┌─ Kutipan Sumber
Suku Konjo

Dari Wikipedia bahasa Indonesia, ensiklopedia bebas

Suku Konjo adalah kelompok etnis yang mendiami Kabupaten Bulukumba, Sulawesi Selatan. Letak wilayah sekitar 200 km arah timur Kota Makassar. Daerah Konjo Pegunungan terbagi dalam 8 desa dan 6 dusun. Konjo dibagi menjadi dua secara geografis, yaitu Konjo Pesisir dan Konjo Pegunungan (Kajang).

Daerah Kajang[sunting | sunting sumber]

Daerah kajang luar adalah daerah yang sudah bisa menerima peradaban teknologi seperti listrik, berbeda halnya dengan kajang dalam yang tidak dapat menerima peradaban, itulah sebabnya di daerah kajang dalam tidak ada listrik bukan hanya itu apabila kita ingin masuk ke daerah kawasan Ammatoa (Kajang dalam) yang tidak diperbolehkan memakai sandal hal ini dikarenakan oleh sandal yang dibuat dari teknologi modern.

Bukan hanya itu bentuk rumah kajang dalam dan Kajang luar sangat berbeda. Di Kajang luar dapur dan tempat buang airnya terletak di bagian belakang rumah sama halnya dengan rumah-rumah pada umumnya, tidak seperti dengan kajang dalam (kawasan Ammatoa) yang menempatkan dapur dan tempat buang airnya didepan.

Hal ini dikarenakan pada zaman perang prajurit kajang sering masuk ke rumah penduduk untuk mencari makan itulah sebabnya dapur dan tempat buang air kecilnya ditempatkan didepan rumah bukan hanya itu agar prajurit juga tidak melihat anak dari pemilik rumah karena prajurit beranggapan apapun yamg berada di dalam rumah itu adalah miliknya.

Kajang Ammatoa Kabupaten Bulukumba[sunting | sunting sumber]

Daerah Kajang juga terkenal dengan hukum adatnya yang sangat kental dan masih berlaku hingga sekarang. Mereka menjauhkan diri dari segala sesuatu yang berhubungan dengan hal-hal moderenisasi, kegiatan ekonomi dan pemerintahan Kabupaten Bulukumba. Mungkin disebabkan oleh hubungan masyarakat adat dengan lingkungan hutannya yang selalu bersandar pada pandangan hidup adat yang merekayakini.
└─
┌─ Informasi yang Diberikan
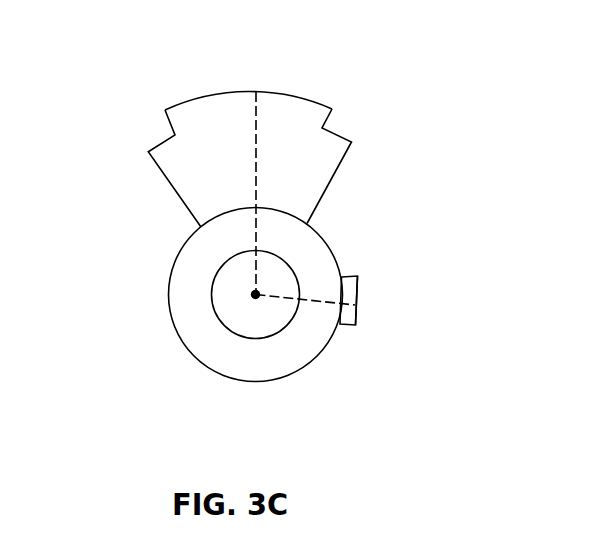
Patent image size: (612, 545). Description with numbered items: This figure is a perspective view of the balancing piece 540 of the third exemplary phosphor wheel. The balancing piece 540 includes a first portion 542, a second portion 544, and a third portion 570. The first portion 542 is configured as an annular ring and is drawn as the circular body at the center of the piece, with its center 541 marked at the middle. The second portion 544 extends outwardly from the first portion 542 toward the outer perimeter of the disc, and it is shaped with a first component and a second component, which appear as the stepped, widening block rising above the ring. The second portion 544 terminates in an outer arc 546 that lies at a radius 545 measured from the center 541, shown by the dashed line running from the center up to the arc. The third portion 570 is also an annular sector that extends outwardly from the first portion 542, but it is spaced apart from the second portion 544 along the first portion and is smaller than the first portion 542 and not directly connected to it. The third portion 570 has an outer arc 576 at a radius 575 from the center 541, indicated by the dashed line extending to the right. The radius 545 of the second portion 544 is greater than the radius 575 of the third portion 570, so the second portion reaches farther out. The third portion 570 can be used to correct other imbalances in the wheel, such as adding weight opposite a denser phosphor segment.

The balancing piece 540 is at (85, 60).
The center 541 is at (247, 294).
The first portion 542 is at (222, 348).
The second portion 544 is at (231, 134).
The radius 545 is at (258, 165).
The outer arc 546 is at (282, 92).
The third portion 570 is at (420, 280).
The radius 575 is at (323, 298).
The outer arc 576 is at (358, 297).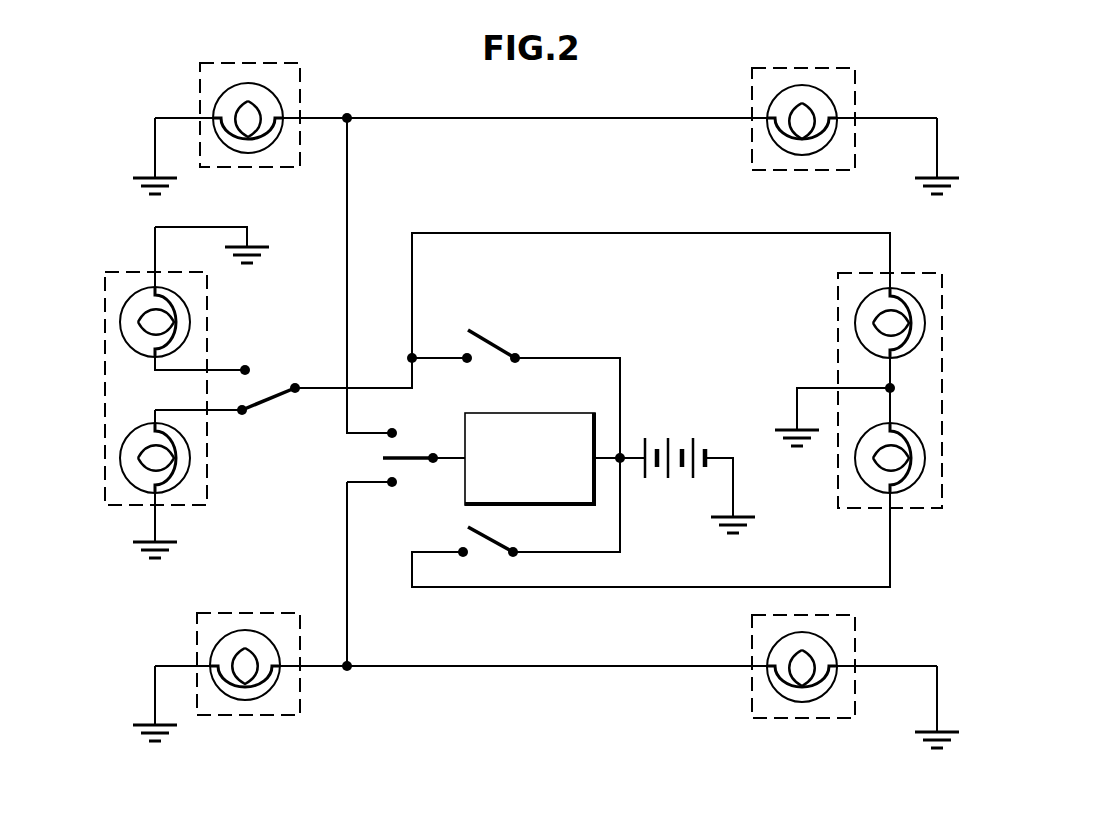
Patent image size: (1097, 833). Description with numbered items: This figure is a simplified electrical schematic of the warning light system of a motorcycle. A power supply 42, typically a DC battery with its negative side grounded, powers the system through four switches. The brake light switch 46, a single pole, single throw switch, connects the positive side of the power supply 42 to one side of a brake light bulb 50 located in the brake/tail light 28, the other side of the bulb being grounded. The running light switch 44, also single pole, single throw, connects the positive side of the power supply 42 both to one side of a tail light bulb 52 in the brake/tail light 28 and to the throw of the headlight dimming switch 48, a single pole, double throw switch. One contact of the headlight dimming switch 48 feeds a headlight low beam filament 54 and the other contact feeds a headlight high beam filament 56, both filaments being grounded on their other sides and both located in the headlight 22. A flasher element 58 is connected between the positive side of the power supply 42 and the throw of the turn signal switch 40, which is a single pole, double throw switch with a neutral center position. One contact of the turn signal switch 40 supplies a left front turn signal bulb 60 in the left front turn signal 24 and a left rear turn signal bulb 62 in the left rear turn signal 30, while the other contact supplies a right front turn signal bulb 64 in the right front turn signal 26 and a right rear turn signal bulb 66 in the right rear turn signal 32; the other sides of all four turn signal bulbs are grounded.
└─
Daftar Tugas:
1. Jawablah berdasarkan teks tentang Suku Konjo:
(a) Di kabupaten mana Suku Konjo tinggal?
(b) Menurut teks, mengapa pengunjung kawasan Ammatoa tidak boleh memakai sandal?
(c) Di bagian mana dapur dan tempat buang air rumah di Kajang luar terletak?
2. Salin tanpa perubahan bagian teks tentang Suku Konjo mulai dari "Suku Konjo adalah" sampai dengan "Konjo Pegunungan (Kajang).".
Data di atas sama sekali tidak dipakai di sini.

Jawaban Tiap Tugas:
1.
(a) Kabupaten Bulukumba, Sulawesi Selatan.
(b) Karena sandal dibuat dari teknologi modern.
(c) Di bagian belakang rumah.

2.
Suku Konjo adalah kelompok etnis yang mendiami Kabupaten Bulukumba, Sulawesi Selatan. Letak wilayah sekitar 200 km arah timur Kota Makassar. Daerah Konjo Pegunungan terbagi dalam 8 desa dan 6 dusun. Konjo dibagi menjadi dua secara geografis, yaitu Konjo Pesisir dan Konjo Pegunungan (Kajang).